## TO BE DONE
Return all lines from the listing below in which the string "JSON" occurs.

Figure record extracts
============================================================

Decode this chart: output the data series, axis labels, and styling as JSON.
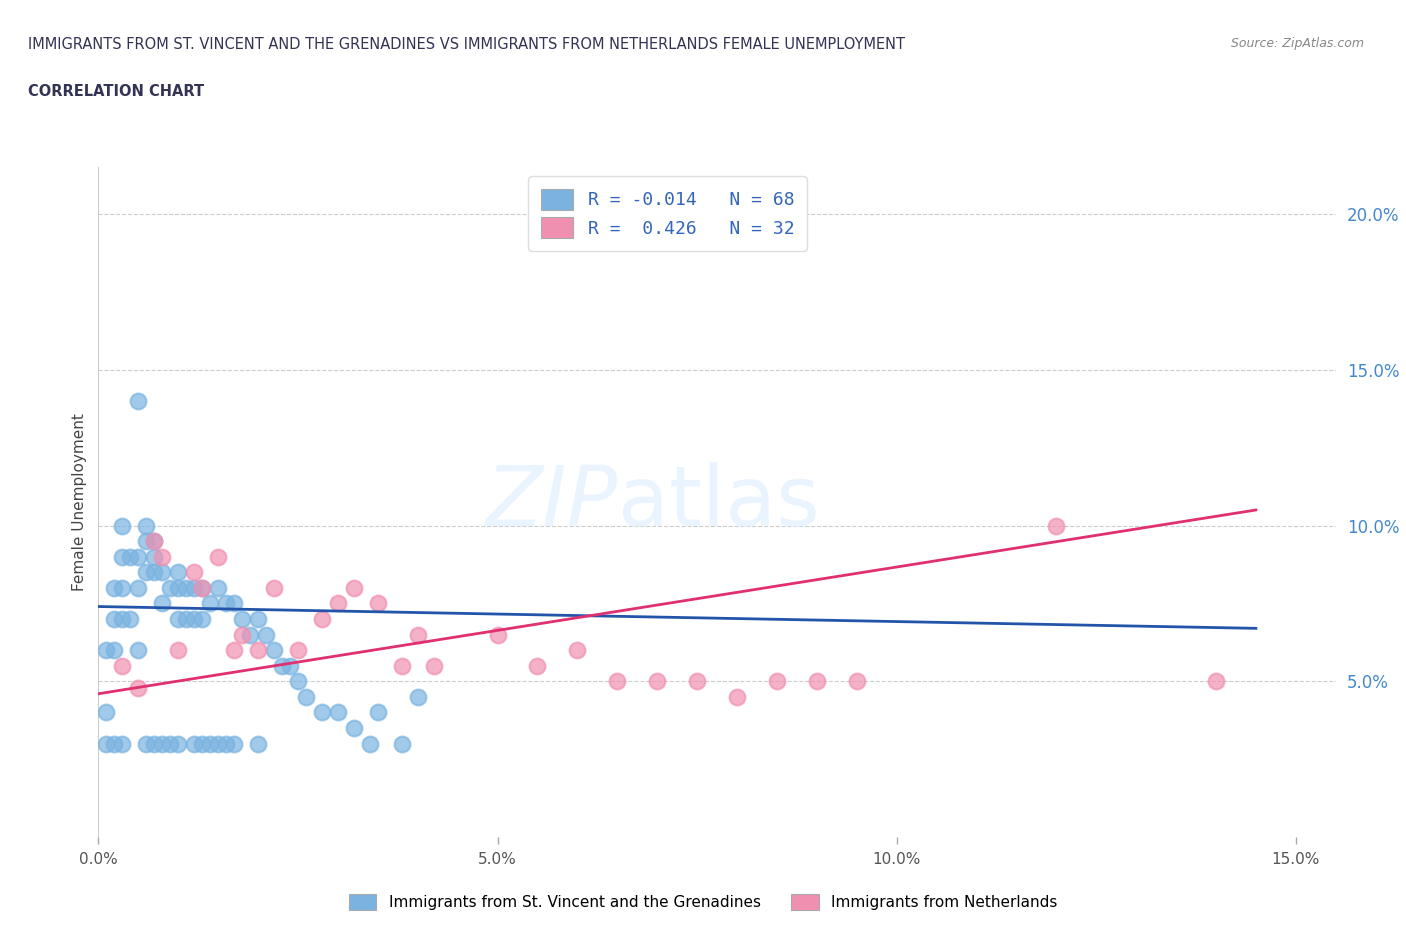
{
  "title_line1": "IMMIGRANTS FROM ST. VINCENT AND THE GRENADINES VS IMMIGRANTS FROM NETHERLANDS FEMALE UNEMPLOYMENT",
  "title_line2": "CORRELATION CHART",
  "source": "Source: ZipAtlas.com",
  "ylabel": "Female Unemployment",
  "xlim": [
    0.0,
    0.155
  ],
  "ylim": [
    0.0,
    0.215
  ],
  "xticks": [
    0.0,
    0.05,
    0.1,
    0.15
  ],
  "xticklabels": [
    "0.0%",
    "5.0%",
    "10.0%",
    "15.0%"
  ],
  "yticks": [
    0.05,
    0.1,
    0.15,
    0.2
  ],
  "yticklabels": [
    "5.0%",
    "10.0%",
    "15.0%",
    "20.0%"
  ],
  "grid_color": "#cccccc",
  "blue_color": "#7ab3e0",
  "pink_color": "#f090b0",
  "blue_line_color": "#2255aa",
  "pink_line_color": "#e03070",
  "watermark1": "ZIP",
  "watermark2": "atlas",
  "legend_R1": "-0.014",
  "legend_N1": "68",
  "legend_R2": "0.426",
  "legend_N2": "32",
  "blue_trend_x0": 0.0,
  "blue_trend_x1": 0.145,
  "blue_trend_y0": 0.074,
  "blue_trend_y1": 0.067,
  "pink_trend_x0": 0.0,
  "pink_trend_x1": 0.145,
  "pink_trend_y0": 0.046,
  "pink_trend_y1": 0.105,
  "blue_x": [
    0.001,
    0.001,
    0.001,
    0.002,
    0.002,
    0.002,
    0.002,
    0.003,
    0.003,
    0.003,
    0.003,
    0.003,
    0.004,
    0.004,
    0.005,
    0.005,
    0.005,
    0.005,
    0.006,
    0.006,
    0.006,
    0.006,
    0.007,
    0.007,
    0.007,
    0.007,
    0.008,
    0.008,
    0.008,
    0.009,
    0.009,
    0.01,
    0.01,
    0.01,
    0.01,
    0.011,
    0.011,
    0.012,
    0.012,
    0.012,
    0.013,
    0.013,
    0.013,
    0.014,
    0.014,
    0.015,
    0.015,
    0.016,
    0.016,
    0.017,
    0.017,
    0.018,
    0.019,
    0.02,
    0.02,
    0.021,
    0.022,
    0.023,
    0.024,
    0.025,
    0.026,
    0.028,
    0.03,
    0.032,
    0.034,
    0.035,
    0.038,
    0.04
  ],
  "blue_y": [
    0.06,
    0.04,
    0.03,
    0.08,
    0.07,
    0.06,
    0.03,
    0.1,
    0.09,
    0.08,
    0.07,
    0.03,
    0.09,
    0.07,
    0.14,
    0.09,
    0.08,
    0.06,
    0.1,
    0.095,
    0.085,
    0.03,
    0.095,
    0.09,
    0.085,
    0.03,
    0.085,
    0.075,
    0.03,
    0.08,
    0.03,
    0.085,
    0.08,
    0.07,
    0.03,
    0.08,
    0.07,
    0.08,
    0.07,
    0.03,
    0.08,
    0.07,
    0.03,
    0.075,
    0.03,
    0.08,
    0.03,
    0.075,
    0.03,
    0.075,
    0.03,
    0.07,
    0.065,
    0.07,
    0.03,
    0.065,
    0.06,
    0.055,
    0.055,
    0.05,
    0.045,
    0.04,
    0.04,
    0.035,
    0.03,
    0.04,
    0.03,
    0.045
  ],
  "pink_x": [
    0.003,
    0.005,
    0.007,
    0.008,
    0.01,
    0.012,
    0.013,
    0.015,
    0.017,
    0.018,
    0.02,
    0.022,
    0.025,
    0.028,
    0.03,
    0.032,
    0.035,
    0.038,
    0.04,
    0.042,
    0.05,
    0.055,
    0.06,
    0.065,
    0.07,
    0.075,
    0.08,
    0.085,
    0.09,
    0.095,
    0.12,
    0.14
  ],
  "pink_y": [
    0.055,
    0.048,
    0.095,
    0.09,
    0.06,
    0.085,
    0.08,
    0.09,
    0.06,
    0.065,
    0.06,
    0.08,
    0.06,
    0.07,
    0.075,
    0.08,
    0.075,
    0.055,
    0.065,
    0.055,
    0.065,
    0.055,
    0.06,
    0.05,
    0.05,
    0.05,
    0.045,
    0.05,
    0.05,
    0.05,
    0.1,
    0.05
  ]
}
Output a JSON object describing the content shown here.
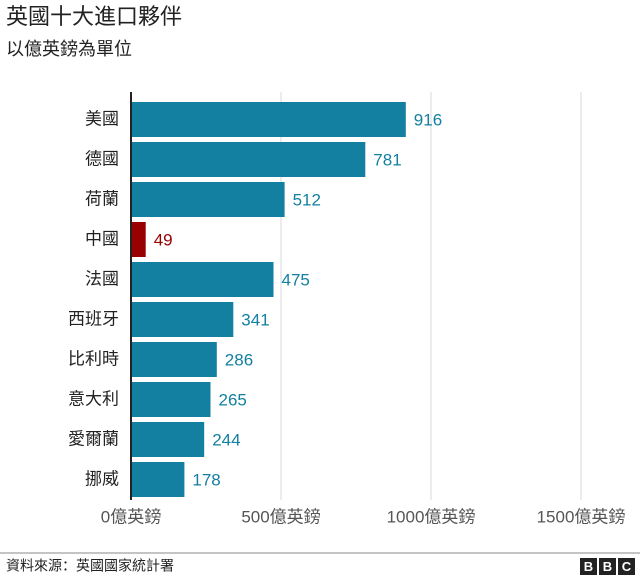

============================================================

## RESPONSE BELOW
Decode this chart: output the data series, axis labels, and styling as JSON.
Output a JSON object describing the content shown here.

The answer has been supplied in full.